WHAT NEEDS TO BE DONE:
State how many lines in the records hold the word "објективот", giving the number and no other text.
——————————
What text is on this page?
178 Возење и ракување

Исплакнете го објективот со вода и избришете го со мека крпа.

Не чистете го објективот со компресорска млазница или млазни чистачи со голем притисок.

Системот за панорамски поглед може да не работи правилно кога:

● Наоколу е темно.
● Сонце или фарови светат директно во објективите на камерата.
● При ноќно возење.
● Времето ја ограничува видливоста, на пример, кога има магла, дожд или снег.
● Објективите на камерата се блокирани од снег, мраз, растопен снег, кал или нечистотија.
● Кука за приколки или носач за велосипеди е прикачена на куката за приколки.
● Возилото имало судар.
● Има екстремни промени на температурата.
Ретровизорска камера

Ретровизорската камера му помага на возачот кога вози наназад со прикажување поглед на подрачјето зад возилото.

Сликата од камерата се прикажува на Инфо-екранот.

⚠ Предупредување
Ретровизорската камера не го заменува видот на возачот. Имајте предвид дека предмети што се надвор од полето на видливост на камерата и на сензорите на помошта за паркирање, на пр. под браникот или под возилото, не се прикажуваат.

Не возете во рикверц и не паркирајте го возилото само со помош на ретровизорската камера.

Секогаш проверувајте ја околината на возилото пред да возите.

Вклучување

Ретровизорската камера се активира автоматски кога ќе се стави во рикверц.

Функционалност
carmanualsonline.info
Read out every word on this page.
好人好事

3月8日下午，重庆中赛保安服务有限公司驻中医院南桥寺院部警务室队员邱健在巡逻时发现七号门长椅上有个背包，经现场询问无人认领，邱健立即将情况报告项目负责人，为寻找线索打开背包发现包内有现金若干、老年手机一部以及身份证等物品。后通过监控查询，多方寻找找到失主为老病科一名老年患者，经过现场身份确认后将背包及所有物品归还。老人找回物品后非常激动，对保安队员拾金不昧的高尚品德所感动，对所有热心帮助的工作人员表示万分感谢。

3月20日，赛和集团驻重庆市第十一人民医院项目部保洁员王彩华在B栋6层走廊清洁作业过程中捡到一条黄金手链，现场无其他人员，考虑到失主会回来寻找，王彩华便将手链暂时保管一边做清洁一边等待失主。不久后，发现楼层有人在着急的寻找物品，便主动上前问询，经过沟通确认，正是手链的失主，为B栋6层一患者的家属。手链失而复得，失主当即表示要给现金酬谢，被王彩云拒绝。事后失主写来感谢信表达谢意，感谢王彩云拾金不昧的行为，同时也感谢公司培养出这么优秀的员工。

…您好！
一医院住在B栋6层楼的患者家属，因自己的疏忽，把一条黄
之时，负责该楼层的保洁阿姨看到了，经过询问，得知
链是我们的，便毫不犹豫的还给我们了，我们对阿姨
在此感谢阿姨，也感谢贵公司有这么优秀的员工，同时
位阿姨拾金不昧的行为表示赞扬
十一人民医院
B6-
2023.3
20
——————————
SOLUTION:
2